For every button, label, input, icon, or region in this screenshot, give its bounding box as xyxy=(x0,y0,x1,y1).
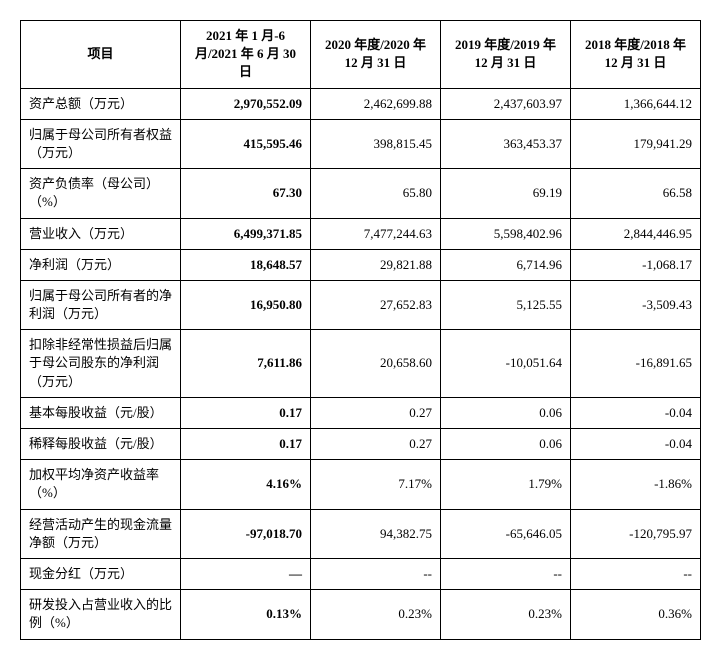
row-value: -65,646.05 xyxy=(441,509,571,558)
table-row: 营业收入（万元）6,499,371.857,477,244.635,598,40… xyxy=(21,218,701,249)
col-header-2018: 2018 年度/2018 年 12 月 31 日 xyxy=(571,21,701,89)
table-row: 稀释每股收益（元/股）0.170.270.06-0.04 xyxy=(21,429,701,460)
table-body: 资产总额（万元）2,970,552.092,462,699.882,437,60… xyxy=(21,88,701,639)
col-header-2021h1: 2021 年 1 月-6 月/2021 年 6 月 30 日 xyxy=(181,21,311,89)
col-header-2019: 2019 年度/2019 年 12 月 31 日 xyxy=(441,21,571,89)
row-value: -0.04 xyxy=(571,429,701,460)
table-row: 经营活动产生的现金流量净额（万元）-97,018.7094,382.75-65,… xyxy=(21,509,701,558)
row-value: 0.13% xyxy=(181,590,311,639)
row-value: -1,068.17 xyxy=(571,249,701,280)
row-value: 2,970,552.09 xyxy=(181,88,311,119)
table-row: 基本每股收益（元/股）0.170.270.06-0.04 xyxy=(21,397,701,428)
row-label: 加权平均净资产收益率（%） xyxy=(21,460,181,509)
row-value: 7.17% xyxy=(311,460,441,509)
row-label: 稀释每股收益（元/股） xyxy=(21,429,181,460)
row-value: 0.36% xyxy=(571,590,701,639)
table-row: 资产总额（万元）2,970,552.092,462,699.882,437,60… xyxy=(21,88,701,119)
row-value: 94,382.75 xyxy=(311,509,441,558)
row-value: 0.23% xyxy=(311,590,441,639)
row-value: 0.17 xyxy=(181,429,311,460)
row-value: 0.06 xyxy=(441,429,571,460)
row-value: 0.17 xyxy=(181,397,311,428)
row-label: 基本每股收益（元/股） xyxy=(21,397,181,428)
row-label: 净利润（万元） xyxy=(21,249,181,280)
table-row: 加权平均净资产收益率（%）4.16%7.17%1.79%-1.86% xyxy=(21,460,701,509)
row-label: 研发投入占营业收入的比例（%） xyxy=(21,590,181,639)
row-value: 6,499,371.85 xyxy=(181,218,311,249)
table-row: 资产负债率（母公司）（%）67.3065.8069.1966.58 xyxy=(21,169,701,218)
row-value: 7,477,244.63 xyxy=(311,218,441,249)
row-value: 2,844,446.95 xyxy=(571,218,701,249)
row-value: 179,941.29 xyxy=(571,119,701,168)
row-value: 363,453.37 xyxy=(441,119,571,168)
row-value: -120,795.97 xyxy=(571,509,701,558)
row-value: 5,598,402.96 xyxy=(441,218,571,249)
row-value: 0.27 xyxy=(311,429,441,460)
row-value: -97,018.70 xyxy=(181,509,311,558)
row-label: 现金分红（万元） xyxy=(21,558,181,589)
row-value: 2,437,603.97 xyxy=(441,88,571,119)
row-value: 1.79% xyxy=(441,460,571,509)
row-value: 0.27 xyxy=(311,397,441,428)
row-value: 0.23% xyxy=(441,590,571,639)
row-label: 营业收入（万元） xyxy=(21,218,181,249)
row-value: -1.86% xyxy=(571,460,701,509)
row-value: 6,714.96 xyxy=(441,249,571,280)
row-value: -- xyxy=(441,558,571,589)
row-value: 65.80 xyxy=(311,169,441,218)
table-row: 扣除非经常性损益后归属于母公司股东的净利润（万元）7,611.8620,658.… xyxy=(21,330,701,398)
row-label: 资产总额（万元） xyxy=(21,88,181,119)
row-label: 经营活动产生的现金流量净额（万元） xyxy=(21,509,181,558)
row-value: -3,509.43 xyxy=(571,280,701,329)
row-value: 20,658.60 xyxy=(311,330,441,398)
row-value: 27,652.83 xyxy=(311,280,441,329)
row-value: -0.04 xyxy=(571,397,701,428)
table-header-row: 项目 2021 年 1 月-6 月/2021 年 6 月 30 日 2020 年… xyxy=(21,21,701,89)
col-header-2020: 2020 年度/2020 年 12 月 31 日 xyxy=(311,21,441,89)
financial-table-container: 项目 2021 年 1 月-6 月/2021 年 6 月 30 日 2020 年… xyxy=(20,20,700,640)
row-value: 29,821.88 xyxy=(311,249,441,280)
row-value: -16,891.65 xyxy=(571,330,701,398)
row-value: 67.30 xyxy=(181,169,311,218)
col-header-item: 项目 xyxy=(21,21,181,89)
row-value: 2,462,699.88 xyxy=(311,88,441,119)
row-value: 18,648.57 xyxy=(181,249,311,280)
row-value: 415,595.46 xyxy=(181,119,311,168)
row-value: -- xyxy=(311,558,441,589)
row-value: 0.06 xyxy=(441,397,571,428)
table-row: 归属于母公司所有者的净利润（万元）16,950.8027,652.835,125… xyxy=(21,280,701,329)
table-row: 研发投入占营业收入的比例（%）0.13%0.23%0.23%0.36% xyxy=(21,590,701,639)
row-value: 5,125.55 xyxy=(441,280,571,329)
table-row: 现金分红（万元）—------ xyxy=(21,558,701,589)
row-value: 1,366,644.12 xyxy=(571,88,701,119)
row-value: 7,611.86 xyxy=(181,330,311,398)
row-value: -- xyxy=(571,558,701,589)
row-value: 66.58 xyxy=(571,169,701,218)
row-label: 归属于母公司所有者权益（万元） xyxy=(21,119,181,168)
row-value: — xyxy=(181,558,311,589)
row-label: 资产负债率（母公司）（%） xyxy=(21,169,181,218)
row-value: 16,950.80 xyxy=(181,280,311,329)
row-value: -10,051.64 xyxy=(441,330,571,398)
table-row: 净利润（万元）18,648.5729,821.886,714.96-1,068.… xyxy=(21,249,701,280)
row-value: 398,815.45 xyxy=(311,119,441,168)
table-row: 归属于母公司所有者权益（万元）415,595.46398,815.45363,4… xyxy=(21,119,701,168)
row-value: 4.16% xyxy=(181,460,311,509)
financial-table: 项目 2021 年 1 月-6 月/2021 年 6 月 30 日 2020 年… xyxy=(20,20,701,640)
row-label: 扣除非经常性损益后归属于母公司股东的净利润（万元） xyxy=(21,330,181,398)
row-value: 69.19 xyxy=(441,169,571,218)
row-label: 归属于母公司所有者的净利润（万元） xyxy=(21,280,181,329)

——————

• [Goal]: Rewrite these lines with every "row-label" changed to "row-name", keeping the rest the same. Leave out the pictures.

• [Task answer]:
For every button, label, input, icon, or region in this screenshot, give its bounding box as xyxy=(x0,y0,x1,y1).
row-value: -65,646.05 xyxy=(441,509,571,558)
table-row: 营业收入（万元）6,499,371.857,477,244.635,598,40… xyxy=(21,218,701,249)
col-header-2018: 2018 年度/2018 年 12 月 31 日 xyxy=(571,21,701,89)
table-row: 稀释每股收益（元/股）0.170.270.06-0.04 xyxy=(21,429,701,460)
table-body: 资产总额（万元）2,970,552.092,462,699.882,437,60… xyxy=(21,88,701,639)
col-header-2021h1: 2021 年 1 月-6 月/2021 年 6 月 30 日 xyxy=(181,21,311,89)
col-header-2019: 2019 年度/2019 年 12 月 31 日 xyxy=(441,21,571,89)
row-value: -0.04 xyxy=(571,429,701,460)
table-row: 经营活动产生的现金流量净额（万元）-97,018.7094,382.75-65,… xyxy=(21,509,701,558)
row-value: 0.13% xyxy=(181,590,311,639)
row-value: -1,068.17 xyxy=(571,249,701,280)
row-value: 2,970,552.09 xyxy=(181,88,311,119)
table-row: 基本每股收益（元/股）0.170.270.06-0.04 xyxy=(21,397,701,428)
row-name: 加权平均净资产收益率（%） xyxy=(21,460,181,509)
row-value: 7.17% xyxy=(311,460,441,509)
row-name: 稀释每股收益（元/股） xyxy=(21,429,181,460)
row-value: 0.36% xyxy=(571,590,701,639)
table-row: 资产总额（万元）2,970,552.092,462,699.882,437,60… xyxy=(21,88,701,119)
row-value: 94,382.75 xyxy=(311,509,441,558)
row-value: 0.23% xyxy=(311,590,441,639)
row-value: 0.17 xyxy=(181,429,311,460)
row-value: 0.06 xyxy=(441,429,571,460)
row-value: 0.17 xyxy=(181,397,311,428)
row-name: 基本每股收益（元/股） xyxy=(21,397,181,428)
row-name: 净利润（万元） xyxy=(21,249,181,280)
table-row: 加权平均净资产收益率（%）4.16%7.17%1.79%-1.86% xyxy=(21,460,701,509)
row-name: 研发投入占营业收入的比例（%） xyxy=(21,590,181,639)
row-value: 6,499,371.85 xyxy=(181,218,311,249)
table-row: 资产负债率（母公司）（%）67.3065.8069.1966.58 xyxy=(21,169,701,218)
row-value: 7,477,244.63 xyxy=(311,218,441,249)
row-value: 2,844,446.95 xyxy=(571,218,701,249)
row-value: 179,941.29 xyxy=(571,119,701,168)
row-value: 363,453.37 xyxy=(441,119,571,168)
row-value: -120,795.97 xyxy=(571,509,701,558)
row-value: 5,598,402.96 xyxy=(441,218,571,249)
row-value: 0.27 xyxy=(311,429,441,460)
row-value: -97,018.70 xyxy=(181,509,311,558)
row-name: 现金分红（万元） xyxy=(21,558,181,589)
row-value: 2,437,603.97 xyxy=(441,88,571,119)
row-value: 1.79% xyxy=(441,460,571,509)
row-value: 0.27 xyxy=(311,397,441,428)
row-value: 0.23% xyxy=(441,590,571,639)
row-name: 营业收入（万元） xyxy=(21,218,181,249)
row-value: -1.86% xyxy=(571,460,701,509)
row-value: 6,714.96 xyxy=(441,249,571,280)
row-value: -- xyxy=(441,558,571,589)
row-value: 65.80 xyxy=(311,169,441,218)
table-row: 扣除非经常性损益后归属于母公司股东的净利润（万元）7,611.8620,658.… xyxy=(21,330,701,398)
row-name: 资产总额（万元） xyxy=(21,88,181,119)
row-name: 经营活动产生的现金流量净额（万元） xyxy=(21,509,181,558)
row-value: -3,509.43 xyxy=(571,280,701,329)
row-value: 20,658.60 xyxy=(311,330,441,398)
row-value: 27,652.83 xyxy=(311,280,441,329)
row-value: -0.04 xyxy=(571,397,701,428)
table-header-row: 项目 2021 年 1 月-6 月/2021 年 6 月 30 日 2020 年… xyxy=(21,21,701,89)
col-header-2020: 2020 年度/2020 年 12 月 31 日 xyxy=(311,21,441,89)
financial-table-container: 项目 2021 年 1 月-6 月/2021 年 6 月 30 日 2020 年… xyxy=(20,20,700,640)
row-value: 29,821.88 xyxy=(311,249,441,280)
row-value: -16,891.65 xyxy=(571,330,701,398)
row-value: 67.30 xyxy=(181,169,311,218)
col-header-item: 项目 xyxy=(21,21,181,89)
row-value: 2,462,699.88 xyxy=(311,88,441,119)
row-value: 18,648.57 xyxy=(181,249,311,280)
row-value: 415,595.46 xyxy=(181,119,311,168)
row-value: -- xyxy=(311,558,441,589)
row-value: 0.06 xyxy=(441,397,571,428)
table-row: 归属于母公司所有者的净利润（万元）16,950.8027,652.835,125… xyxy=(21,280,701,329)
table-row: 研发投入占营业收入的比例（%）0.13%0.23%0.23%0.36% xyxy=(21,590,701,639)
row-value: 5,125.55 xyxy=(441,280,571,329)
table-row: 现金分红（万元）—------ xyxy=(21,558,701,589)
row-value: 1,366,644.12 xyxy=(571,88,701,119)
row-value: 7,611.86 xyxy=(181,330,311,398)
row-value: -- xyxy=(571,558,701,589)
row-value: 66.58 xyxy=(571,169,701,218)
row-name: 归属于母公司所有者权益（万元） xyxy=(21,119,181,168)
row-value: — xyxy=(181,558,311,589)
row-name: 资产负债率（母公司）（%） xyxy=(21,169,181,218)
row-value: 16,950.80 xyxy=(181,280,311,329)
row-value: -10,051.64 xyxy=(441,330,571,398)
table-row: 净利润（万元）18,648.5729,821.886,714.96-1,068.… xyxy=(21,249,701,280)
row-value: 398,815.45 xyxy=(311,119,441,168)
table-row: 归属于母公司所有者权益（万元）415,595.46398,815.45363,4… xyxy=(21,119,701,168)
row-value: 4.16% xyxy=(181,460,311,509)
financial-table: 项目 2021 年 1 月-6 月/2021 年 6 月 30 日 2020 年… xyxy=(20,20,701,640)
row-name: 扣除非经常性损益后归属于母公司股东的净利润（万元） xyxy=(21,330,181,398)
row-value: 69.19 xyxy=(441,169,571,218)
row-name: 归属于母公司所有者的净利润（万元） xyxy=(21,280,181,329)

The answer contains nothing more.